TASK DIRECTIONS ::
Carry none of the pictures over; write out the complete data exactly.

(Saved entries)
::::::::

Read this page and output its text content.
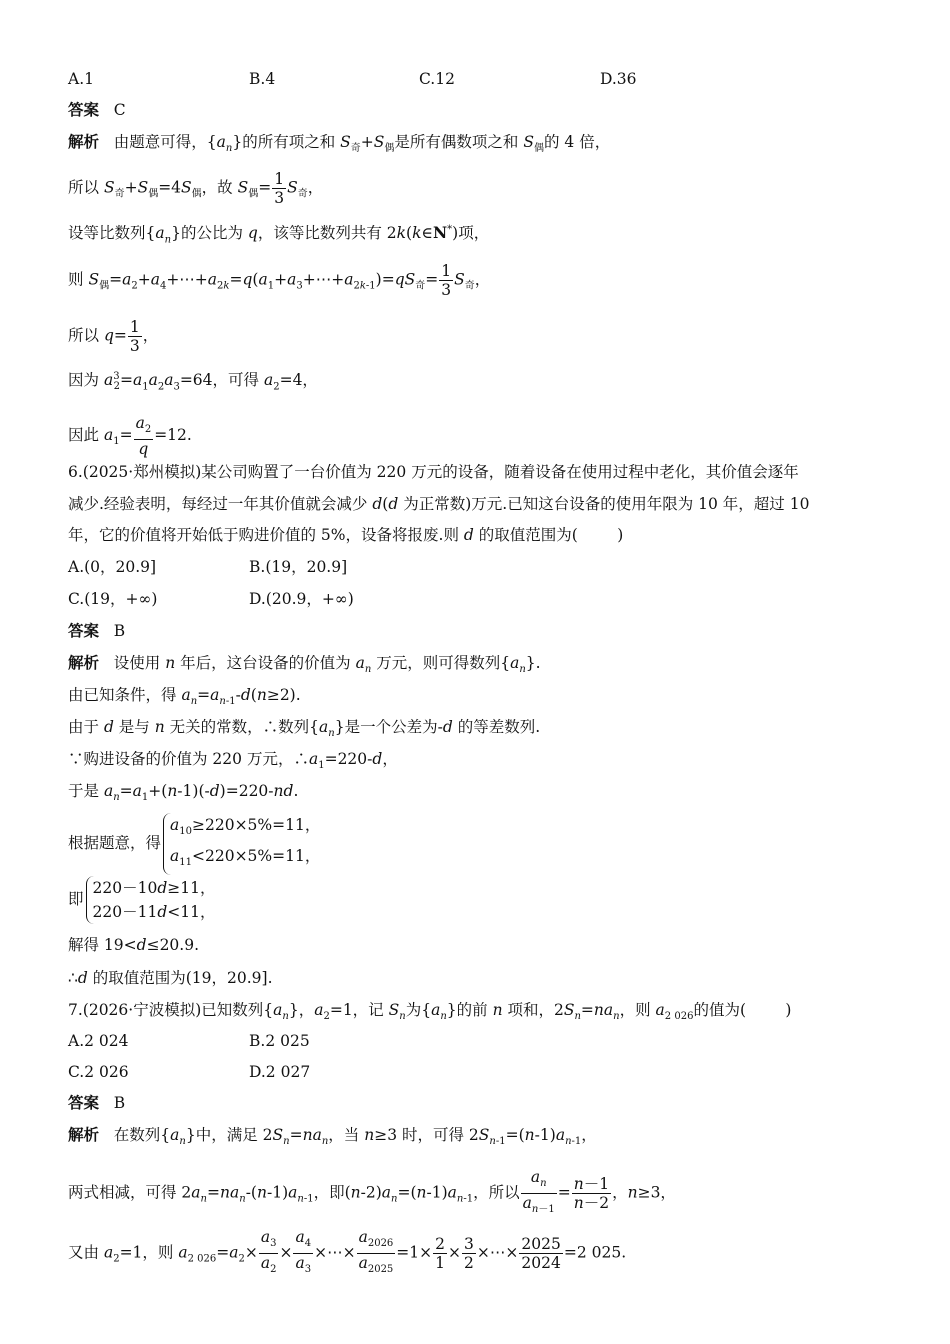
A.1	B.4	C.12	D.36
答案 C
解析   由题意可得，$\{a_n\}$的所有项之和 $S_奇+S_偶$是所有偶数项之和 $S_偶$的 4 倍，
所以 $S_奇+S_偶=4S_偶$，故 $S_偶= \frac{1}{3} S_奇$，
设等比数列$\{a_n\}$的公比为 q，该等比数列共有 2k(k∈N*)项，
则 $S_偶=a_2+a_4+\cdots+a_{2k}=q(a_1+a_3+\cdots+a_{2k-1})=qS_奇= \frac{1}{3} S_奇$，
所以 $q= \frac{1}{3}$ ，
因为 $a^3_2=a_1a_2a_3=64$，可得 $a_2=4$，
因此 $a_1= \frac{a_2}{q} =12$.
6.(2025·郑州模拟)某公司购置了一台价值为 220 万元的设备，随着设备在使用过程中老化，其价值会逐年
减少.经验表明，每经过一年其价值就会减少 d(d 为正常数)万元.已知这台设备的使用年限为 10 年，超过 10
年，它的价值将开始低于购进价值的 5%，设备将报废.则 d 的取值范围为(        )
A.(0，20.9]	B.(19，20.9]
C.(19，+∞)	D.(20.9，+∞)
答案 B
解析   设使用 n 年后，这台设备的价值为 $a_n$ 万元，则可得数列$\{a_n\}$.
由已知条件，得 $a_n=a_{n-1}-d(n\ge 2)$.
由于 d 是与 n 无关的常数，∴数列$\{a_n\}$是一个公差为-d 的等差数列.
∵购进设备的价值为 220 万元，$\therefore a_1=220-d$，
于是 $a_n=a_1+(n-1)(-d)=220-nd$.
根据题意，得
$a_{10}\ge 220\times 5\%=11$，
$a_{11}<220\times 5\%=11$，
即
220－10d≥11，
220－11d<11，
解得 19<d≤20.9.
∴d 的取值范围为(19，20.9].
7.(2026·宁波模拟)已知数列$\{a_n\}$，$a_2=1$，记 $S_n$为$\{a_n\}$的前 n 项和，$2S_n=na_n$，则 $a_{2 026}$的值为(        )
A.2 024	B.2 025
C.2 026	D.2 027
答案 B
解析   在数列$\{a_n\}$中，满足 $2S_n=na_n$，当 n≥3 时，可得 $2S_{n-1}=(n-1)a_{n-1}$，
两式相减，可得 $2a_n=na_n-(n-1)a_{n-1}$，即$(n-2)a_n=(n-1)a_{n-1}$，所以 $\frac{a_n}{a_{n-1}} = \frac{n-1}{n-2}$ ，n≥3，
又由 $a_2=1$，则 $a_{2 026}=a_2\times \frac{a_3}{a_2} \times \frac{a_4}{a_3}$ ×⋯× $\frac{a_{2026}}{a_{2025}} =1\times \frac{2}{1} \times \frac{3}{2}$ ×⋯× $\frac{2025}{2024} =2$ 025.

::::::::

WORKED ANSWER ::
Read this page and output its text content.
A.1	B.4	C.12	D.36
答案 C
解析   由题意可得，$\{a_n\}$的所有项之和 $S_奇+S_偶$是所有偶数项之和 $S_偶$的 4 倍，
所以 $S_奇+S_偶=4S_偶$，故 $S_偶= \frac{1}{3} S_奇$，
设等比数列$\{a_n\}$的公比为 q，该等比数列共有 2k(k∈N*)项，
则 $S_偶=a_2+a_4+\cdots+a_{2k}=q(a_1+a_3+\cdots+a_{2k-1})=qS_奇= \frac{1}{3} S_奇$，
所以 $q= \frac{1}{3}$ ，
因为 $a^3_2=a_1a_2a_3=64$，可得 $a_2=4$，
因此 $a_1= \frac{a_2}{q} =12$.
6.(2025·郑州模拟)某公司购置了一台价值为 220 万元的设备，随着设备在使用过程中老化，其价值会逐年
减少.经验表明，每经过一年其价值就会减少 d(d 为正常数)万元.已知这台设备的使用年限为 10 年，超过 10
年，它的价值将开始低于购进价值的 5%，设备将报废.则 d 的取值范围为(        )
A.(0，20.9]	B.(19，20.9]
C.(19，+∞)	D.(20.9，+∞)
答案 B
解析   设使用 n 年后，这台设备的价值为 $a_n$ 万元，则可得数列$\{a_n\}$.
由已知条件，得 $a_n=a_{n-1}-d(n\ge 2)$.
由于 d 是与 n 无关的常数，∴数列$\{a_n\}$是一个公差为-d 的等差数列.
∵购进设备的价值为 220 万元，$\therefore a_1=220-d$，
于是 $a_n=a_1+(n-1)(-d)=220-nd$.
根据题意，得
$a_{10}\ge 220\times 5\%=11$，
$a_{11}<220\times 5\%=11$，
即
220－10d≥11，
220－11d<11，
解得 19<d≤20.9.
∴d 的取值范围为(19，20.9].
7.(2026·宁波模拟)已知数列$\{a_n\}$，$a_2=1$，记 $S_n$为$\{a_n\}$的前 n 项和，$2S_n=na_n$，则 $a_{2 026}$的值为(        )
A.2 024	B.2 025
C.2 026	D.2 027
答案 B
解析   在数列$\{a_n\}$中，满足 $2S_n=na_n$，当 n≥3 时，可得 $2S_{n-1}=(n-1)a_{n-1}$，
两式相减，可得 $2a_n=na_n-(n-1)a_{n-1}$，即$(n-2)a_n=(n-1)a_{n-1}$，所以 $\frac{a_n}{a_{n-1}} = \frac{n-1}{n-2}$ ，n≥3，
又由 $a_2=1$，则 $a_{2 026}=a_2\times \frac{a_3}{a_2} \times \frac{a_4}{a_3}$ ×⋯× $\frac{a_{2026}}{a_{2025}} =1\times \frac{2}{1} \times \frac{3}{2}$ ×⋯× $\frac{2025}{2024} =2$ 025.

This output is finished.